● **WHAT IS NEEDED**
Reproduce the data below verbatim, leaving out the pictures.

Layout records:
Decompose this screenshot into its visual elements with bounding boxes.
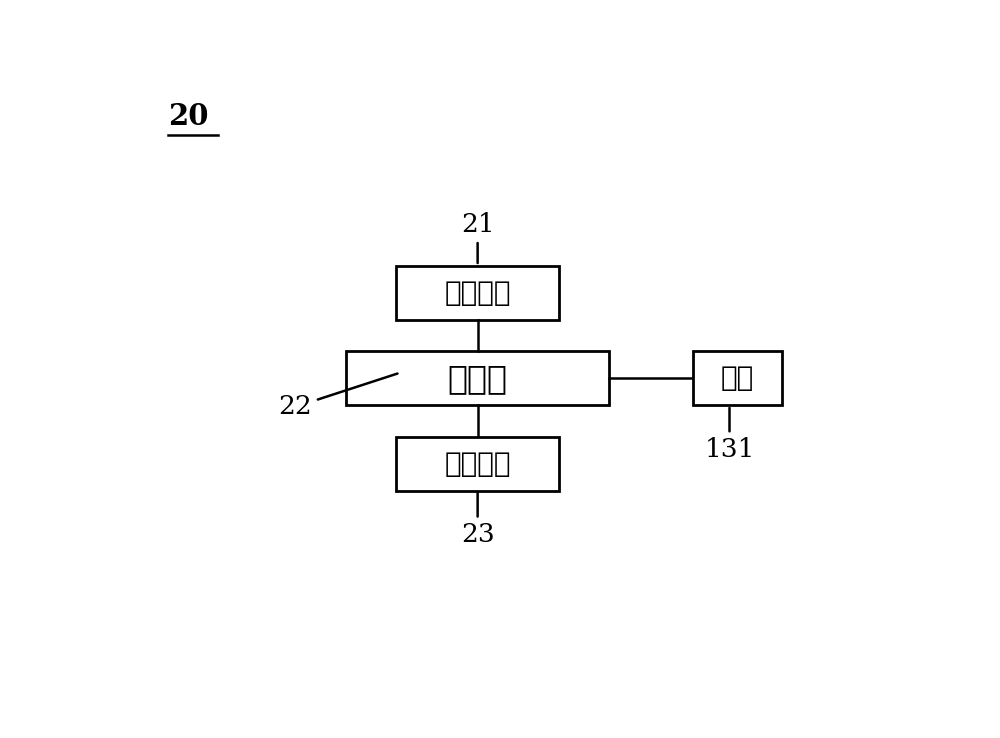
Text: 21: 21 (461, 213, 494, 263)
Bar (693, 351, 782, 405)
Text: 控制器: 控制器 (448, 362, 508, 395)
Text: 23: 23 (461, 493, 494, 547)
Bar (396, 266, 559, 320)
Text: 输入模块: 输入模块 (444, 279, 511, 307)
Text: 电机: 电机 (721, 365, 754, 393)
Bar (346, 351, 609, 405)
Text: 显示模块: 显示模块 (444, 449, 511, 477)
Bar (396, 437, 559, 491)
Text: 131: 131 (704, 408, 755, 462)
Text: 20: 20 (168, 102, 208, 131)
Text: 22: 22 (279, 373, 397, 419)
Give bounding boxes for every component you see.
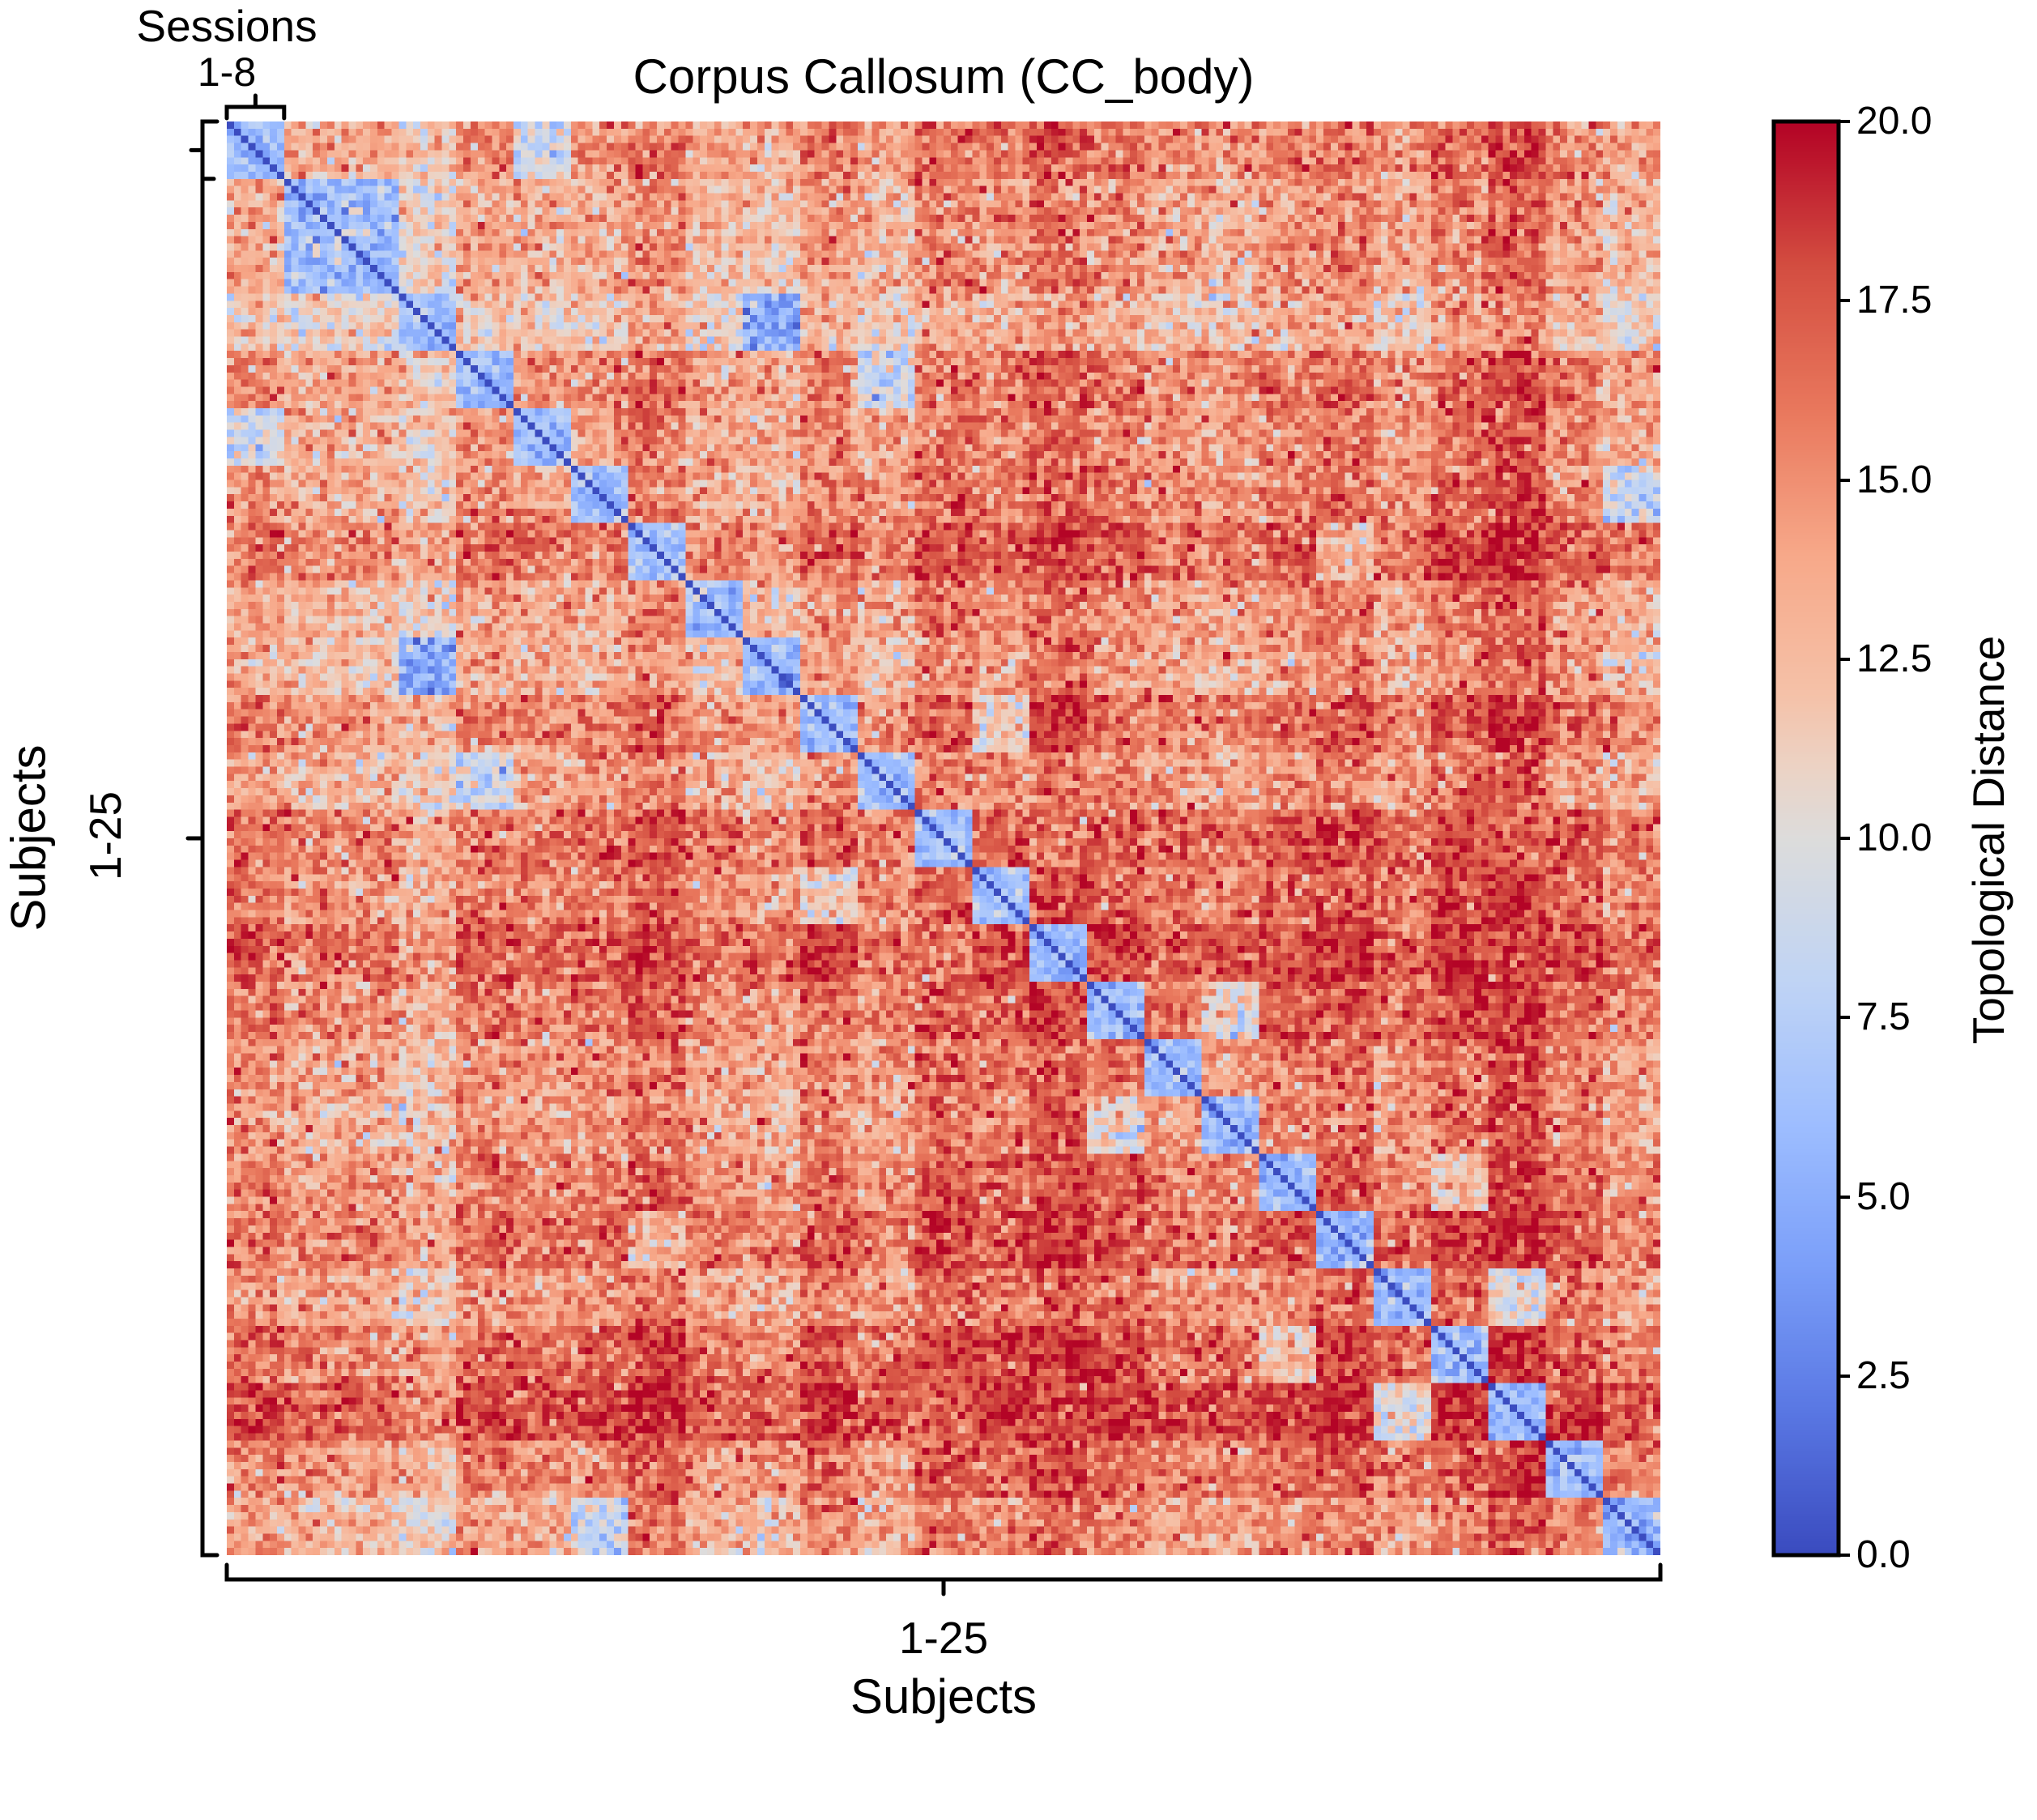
colorbar-tick-line bbox=[1839, 1375, 1850, 1378]
colorbar-tick-line bbox=[1839, 299, 1850, 302]
colorbar-tick-label: 12.5 bbox=[1856, 637, 1932, 681]
colorbar-label: Topological Distance bbox=[1962, 123, 2014, 1557]
colorbar-tick-label: 15.0 bbox=[1856, 458, 1932, 502]
colorbar-tick-label: 2.5 bbox=[1856, 1353, 1911, 1398]
x-axis-label: Subjects bbox=[227, 1669, 1660, 1724]
colorbar bbox=[1774, 121, 1839, 1555]
colorbar-tick-line bbox=[1839, 1554, 1850, 1557]
colorbar-tick-label: 5.0 bbox=[1856, 1174, 1911, 1219]
y-axis-label: Subjects bbox=[1, 121, 57, 1555]
colorbar-tick-line bbox=[1839, 120, 1850, 123]
colorbar-tick-label: 0.0 bbox=[1856, 1532, 1911, 1577]
colorbar-tick-line bbox=[1839, 1196, 1850, 1199]
colorbar-tick-line bbox=[1839, 479, 1850, 482]
colorbar-tick-line bbox=[1839, 1016, 1850, 1019]
sessions-label: Sessions bbox=[121, 0, 332, 52]
colorbar-tick-label: 20.0 bbox=[1856, 99, 1932, 143]
colorbar-tick-line bbox=[1839, 837, 1850, 840]
y-axis-range: 1-25 bbox=[79, 119, 131, 1553]
distance-heatmap bbox=[227, 121, 1660, 1555]
chart-title: Corpus Callosum (CC_body) bbox=[227, 49, 1660, 104]
sessions-range: 1-8 bbox=[146, 49, 308, 96]
x-axis-range: 1-25 bbox=[227, 1612, 1660, 1664]
colorbar-tick-label: 17.5 bbox=[1856, 278, 1932, 322]
figure-root: Corpus Callosum (CC_body) Sessions 1-8 S… bbox=[0, 0, 2037, 1820]
colorbar-tick-label: 7.5 bbox=[1856, 995, 1911, 1039]
colorbar-tick-line bbox=[1839, 658, 1850, 661]
colorbar-tick-label: 10.0 bbox=[1856, 816, 1932, 860]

● **SOLUTION TO THIS TASK**
Decompose this screenshot into its visual elements with bounding boxes.
Text: 21: 21 (461, 213, 494, 263)
Bar (693, 351, 782, 405)
Text: 控制器: 控制器 (448, 362, 508, 395)
Text: 23: 23 (461, 493, 494, 547)
Bar (396, 266, 559, 320)
Text: 输入模块: 输入模块 (444, 279, 511, 307)
Text: 电机: 电机 (721, 365, 754, 393)
Bar (346, 351, 609, 405)
Text: 显示模块: 显示模块 (444, 449, 511, 477)
Bar (396, 437, 559, 491)
Text: 131: 131 (704, 408, 755, 462)
Text: 20: 20 (168, 102, 208, 131)
Text: 22: 22 (279, 373, 397, 419)
Give bounding boxes for every component you see.
colorbar-tick-line bbox=[1839, 1375, 1850, 1378]
colorbar-tick-line bbox=[1839, 299, 1850, 302]
colorbar-tick-label: 12.5 bbox=[1856, 637, 1932, 681]
colorbar-label: Topological Distance bbox=[1962, 123, 2014, 1557]
colorbar-tick-label: 15.0 bbox=[1856, 458, 1932, 502]
colorbar-tick-label: 2.5 bbox=[1856, 1353, 1911, 1398]
x-axis-label: Subjects bbox=[227, 1669, 1660, 1724]
colorbar bbox=[1774, 121, 1839, 1555]
colorbar-tick-line bbox=[1839, 1554, 1850, 1557]
colorbar-tick-label: 5.0 bbox=[1856, 1174, 1911, 1219]
y-axis-label: Subjects bbox=[1, 121, 57, 1555]
colorbar-tick-line bbox=[1839, 120, 1850, 123]
colorbar-tick-label: 0.0 bbox=[1856, 1532, 1911, 1577]
colorbar-tick-line bbox=[1839, 1196, 1850, 1199]
colorbar-tick-line bbox=[1839, 479, 1850, 482]
colorbar-tick-line bbox=[1839, 1016, 1850, 1019]
sessions-label: Sessions bbox=[121, 0, 332, 52]
colorbar-tick-label: 20.0 bbox=[1856, 99, 1932, 143]
colorbar-tick-line bbox=[1839, 837, 1850, 840]
y-axis-range: 1-25 bbox=[79, 119, 131, 1553]
distance-heatmap bbox=[227, 121, 1660, 1555]
chart-title: Corpus Callosum (CC_body) bbox=[227, 49, 1660, 104]
sessions-range: 1-8 bbox=[146, 49, 308, 96]
x-axis-range: 1-25 bbox=[227, 1612, 1660, 1664]
colorbar-tick-label: 17.5 bbox=[1856, 278, 1932, 322]
figure-root: Corpus Callosum (CC_body) Sessions 1-8 S… bbox=[0, 0, 2037, 1820]
colorbar-tick-label: 7.5 bbox=[1856, 995, 1911, 1039]
colorbar-tick-line bbox=[1839, 658, 1850, 661]
colorbar-tick-label: 10.0 bbox=[1856, 816, 1932, 860]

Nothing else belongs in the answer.